#### GIVEN PROBLEM
Extract every line where the string "truck" appears.

[start INPUT FOR THIS TASK]

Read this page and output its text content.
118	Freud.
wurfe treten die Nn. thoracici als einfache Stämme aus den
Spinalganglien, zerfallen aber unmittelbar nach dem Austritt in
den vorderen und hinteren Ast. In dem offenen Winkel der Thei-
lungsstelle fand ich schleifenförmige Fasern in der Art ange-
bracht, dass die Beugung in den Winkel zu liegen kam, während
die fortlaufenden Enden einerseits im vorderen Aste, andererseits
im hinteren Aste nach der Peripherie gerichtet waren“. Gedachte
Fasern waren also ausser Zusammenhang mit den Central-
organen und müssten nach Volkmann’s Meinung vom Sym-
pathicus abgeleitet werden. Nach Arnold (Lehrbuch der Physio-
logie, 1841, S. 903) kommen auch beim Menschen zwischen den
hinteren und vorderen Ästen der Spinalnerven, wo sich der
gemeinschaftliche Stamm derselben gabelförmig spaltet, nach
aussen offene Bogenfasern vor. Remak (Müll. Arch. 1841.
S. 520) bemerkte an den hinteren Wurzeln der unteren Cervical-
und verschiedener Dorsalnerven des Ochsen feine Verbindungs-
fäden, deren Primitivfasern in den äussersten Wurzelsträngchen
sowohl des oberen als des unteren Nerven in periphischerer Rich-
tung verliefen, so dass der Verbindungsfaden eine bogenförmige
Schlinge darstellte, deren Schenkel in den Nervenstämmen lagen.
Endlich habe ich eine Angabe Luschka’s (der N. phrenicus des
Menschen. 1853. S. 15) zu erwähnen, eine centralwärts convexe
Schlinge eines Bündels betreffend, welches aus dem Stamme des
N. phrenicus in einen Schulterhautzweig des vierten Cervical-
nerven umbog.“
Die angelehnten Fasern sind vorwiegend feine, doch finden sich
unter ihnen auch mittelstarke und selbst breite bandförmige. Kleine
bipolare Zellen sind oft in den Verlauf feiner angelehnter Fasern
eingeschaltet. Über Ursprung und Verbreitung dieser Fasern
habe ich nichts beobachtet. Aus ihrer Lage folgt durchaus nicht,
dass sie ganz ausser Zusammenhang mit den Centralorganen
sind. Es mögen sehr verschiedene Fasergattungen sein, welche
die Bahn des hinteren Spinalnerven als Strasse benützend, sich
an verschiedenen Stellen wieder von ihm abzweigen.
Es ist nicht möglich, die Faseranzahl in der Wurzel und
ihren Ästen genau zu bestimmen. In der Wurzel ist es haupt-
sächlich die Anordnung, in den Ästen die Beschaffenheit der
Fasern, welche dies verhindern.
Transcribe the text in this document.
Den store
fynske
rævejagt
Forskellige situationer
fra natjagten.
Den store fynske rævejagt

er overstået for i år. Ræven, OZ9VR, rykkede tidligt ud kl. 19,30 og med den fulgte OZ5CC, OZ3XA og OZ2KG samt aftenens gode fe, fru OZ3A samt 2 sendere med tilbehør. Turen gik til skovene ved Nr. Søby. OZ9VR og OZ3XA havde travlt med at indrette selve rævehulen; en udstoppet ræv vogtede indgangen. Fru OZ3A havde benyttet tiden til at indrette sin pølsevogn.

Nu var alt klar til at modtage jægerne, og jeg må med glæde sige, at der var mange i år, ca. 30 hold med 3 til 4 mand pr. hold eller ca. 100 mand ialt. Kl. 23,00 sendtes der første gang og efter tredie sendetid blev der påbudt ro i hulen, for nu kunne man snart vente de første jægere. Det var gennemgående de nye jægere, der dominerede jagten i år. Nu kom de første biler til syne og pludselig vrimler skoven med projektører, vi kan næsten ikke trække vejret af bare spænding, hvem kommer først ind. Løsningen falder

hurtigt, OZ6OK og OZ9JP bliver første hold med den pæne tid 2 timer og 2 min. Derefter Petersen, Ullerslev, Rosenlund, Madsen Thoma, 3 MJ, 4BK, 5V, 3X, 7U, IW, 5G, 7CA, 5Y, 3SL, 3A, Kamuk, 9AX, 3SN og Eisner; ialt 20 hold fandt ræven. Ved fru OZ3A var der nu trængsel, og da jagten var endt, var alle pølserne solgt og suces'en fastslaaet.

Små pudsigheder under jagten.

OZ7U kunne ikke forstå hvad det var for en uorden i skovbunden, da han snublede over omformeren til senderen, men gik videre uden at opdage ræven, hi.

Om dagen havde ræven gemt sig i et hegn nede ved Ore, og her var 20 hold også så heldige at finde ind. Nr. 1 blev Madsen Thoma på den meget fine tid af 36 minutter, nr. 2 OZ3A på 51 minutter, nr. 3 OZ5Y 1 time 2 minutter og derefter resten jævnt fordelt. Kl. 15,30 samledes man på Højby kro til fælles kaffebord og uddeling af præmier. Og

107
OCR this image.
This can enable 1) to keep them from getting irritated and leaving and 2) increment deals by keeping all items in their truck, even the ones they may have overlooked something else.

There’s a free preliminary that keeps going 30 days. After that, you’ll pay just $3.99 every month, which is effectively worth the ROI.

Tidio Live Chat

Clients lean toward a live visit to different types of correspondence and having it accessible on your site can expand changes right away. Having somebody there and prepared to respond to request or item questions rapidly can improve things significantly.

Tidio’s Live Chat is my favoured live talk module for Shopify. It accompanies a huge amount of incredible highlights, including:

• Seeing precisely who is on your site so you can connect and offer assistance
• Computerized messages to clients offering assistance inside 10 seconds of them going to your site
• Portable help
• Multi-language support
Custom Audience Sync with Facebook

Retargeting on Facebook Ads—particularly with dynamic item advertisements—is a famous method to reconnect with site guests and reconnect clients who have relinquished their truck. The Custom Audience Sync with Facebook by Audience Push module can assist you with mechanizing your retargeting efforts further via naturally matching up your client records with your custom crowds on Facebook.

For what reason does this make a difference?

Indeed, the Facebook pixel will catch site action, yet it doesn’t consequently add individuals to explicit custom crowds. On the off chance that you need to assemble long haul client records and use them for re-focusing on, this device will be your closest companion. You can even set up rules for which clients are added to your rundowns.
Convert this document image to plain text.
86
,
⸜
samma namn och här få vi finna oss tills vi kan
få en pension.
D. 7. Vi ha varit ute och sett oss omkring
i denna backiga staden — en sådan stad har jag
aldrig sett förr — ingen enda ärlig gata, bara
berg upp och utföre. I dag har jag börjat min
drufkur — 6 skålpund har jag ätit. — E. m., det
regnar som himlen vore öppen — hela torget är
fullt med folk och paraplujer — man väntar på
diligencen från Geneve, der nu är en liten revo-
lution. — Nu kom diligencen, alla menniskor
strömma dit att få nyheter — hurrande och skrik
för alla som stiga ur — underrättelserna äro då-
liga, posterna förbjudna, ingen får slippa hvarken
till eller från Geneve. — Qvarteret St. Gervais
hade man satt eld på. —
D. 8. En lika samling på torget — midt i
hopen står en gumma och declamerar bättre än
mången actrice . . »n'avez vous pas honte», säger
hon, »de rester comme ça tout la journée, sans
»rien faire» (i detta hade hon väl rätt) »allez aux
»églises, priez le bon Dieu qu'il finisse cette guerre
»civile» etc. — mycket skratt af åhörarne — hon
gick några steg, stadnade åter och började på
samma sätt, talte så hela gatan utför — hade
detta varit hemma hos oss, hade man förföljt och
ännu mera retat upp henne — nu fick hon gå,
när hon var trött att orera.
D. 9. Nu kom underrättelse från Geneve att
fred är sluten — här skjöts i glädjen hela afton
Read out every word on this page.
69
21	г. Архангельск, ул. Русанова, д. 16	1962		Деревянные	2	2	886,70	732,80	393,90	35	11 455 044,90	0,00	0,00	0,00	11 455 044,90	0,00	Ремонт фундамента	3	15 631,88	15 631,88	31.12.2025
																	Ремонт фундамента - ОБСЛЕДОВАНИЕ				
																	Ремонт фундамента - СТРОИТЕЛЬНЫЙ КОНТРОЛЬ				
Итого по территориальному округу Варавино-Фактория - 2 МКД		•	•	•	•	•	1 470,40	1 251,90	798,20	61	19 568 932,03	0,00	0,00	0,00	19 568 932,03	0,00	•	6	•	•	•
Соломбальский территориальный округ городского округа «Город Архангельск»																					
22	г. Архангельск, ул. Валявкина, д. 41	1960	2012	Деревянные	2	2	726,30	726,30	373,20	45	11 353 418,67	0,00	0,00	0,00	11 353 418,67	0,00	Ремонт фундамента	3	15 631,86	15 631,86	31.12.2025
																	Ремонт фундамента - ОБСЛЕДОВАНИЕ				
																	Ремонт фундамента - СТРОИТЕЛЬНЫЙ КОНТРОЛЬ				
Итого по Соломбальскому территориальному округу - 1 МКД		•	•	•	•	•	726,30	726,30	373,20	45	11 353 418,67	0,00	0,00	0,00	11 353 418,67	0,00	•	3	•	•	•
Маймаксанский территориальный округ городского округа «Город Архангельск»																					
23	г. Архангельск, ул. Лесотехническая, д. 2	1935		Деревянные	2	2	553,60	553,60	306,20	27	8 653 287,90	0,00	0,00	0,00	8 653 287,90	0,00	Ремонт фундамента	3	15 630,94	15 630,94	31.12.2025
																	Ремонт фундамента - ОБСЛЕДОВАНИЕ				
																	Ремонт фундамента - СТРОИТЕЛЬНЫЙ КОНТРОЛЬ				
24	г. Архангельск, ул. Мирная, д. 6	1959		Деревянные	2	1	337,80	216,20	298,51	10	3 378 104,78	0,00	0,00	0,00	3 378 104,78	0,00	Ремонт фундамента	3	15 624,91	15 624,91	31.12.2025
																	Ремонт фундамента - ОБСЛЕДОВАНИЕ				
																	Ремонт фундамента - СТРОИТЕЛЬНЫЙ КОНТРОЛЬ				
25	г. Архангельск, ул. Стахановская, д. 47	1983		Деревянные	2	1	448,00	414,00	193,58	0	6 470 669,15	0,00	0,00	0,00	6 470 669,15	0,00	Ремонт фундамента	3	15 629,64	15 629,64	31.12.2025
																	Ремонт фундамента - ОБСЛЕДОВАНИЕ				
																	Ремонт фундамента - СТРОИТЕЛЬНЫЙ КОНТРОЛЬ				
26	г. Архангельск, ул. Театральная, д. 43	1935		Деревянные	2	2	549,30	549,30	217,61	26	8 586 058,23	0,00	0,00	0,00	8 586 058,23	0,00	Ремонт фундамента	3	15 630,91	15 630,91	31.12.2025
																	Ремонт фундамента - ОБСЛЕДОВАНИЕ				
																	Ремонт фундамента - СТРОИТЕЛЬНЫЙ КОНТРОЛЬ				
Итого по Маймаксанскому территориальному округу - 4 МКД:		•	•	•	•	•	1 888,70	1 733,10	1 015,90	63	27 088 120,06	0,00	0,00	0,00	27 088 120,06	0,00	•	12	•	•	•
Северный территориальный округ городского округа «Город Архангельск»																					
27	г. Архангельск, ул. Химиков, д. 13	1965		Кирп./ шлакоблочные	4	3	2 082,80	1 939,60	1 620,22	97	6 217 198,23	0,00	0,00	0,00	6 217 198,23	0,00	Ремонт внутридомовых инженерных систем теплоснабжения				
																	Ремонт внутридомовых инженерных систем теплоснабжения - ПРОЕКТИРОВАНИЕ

[end INPUT FOR THIS TASK]

#### TASK ANSWER
This can enable 1) to keep them from getting irritated and leaving and 2) increment deals by keeping all items in their truck, even the ones they may have overlooked something else.
Retargeting on Facebook Ads—particularly with dynamic item advertisements—is a famous method to reconnect with site guests and reconnect clients who have relinquished their truck. The Custom Audience Sync with Facebook by Audience Push module can assist you with mechanizing your retargeting efforts further via naturally matching up your client records with your custom crowds on Facebook.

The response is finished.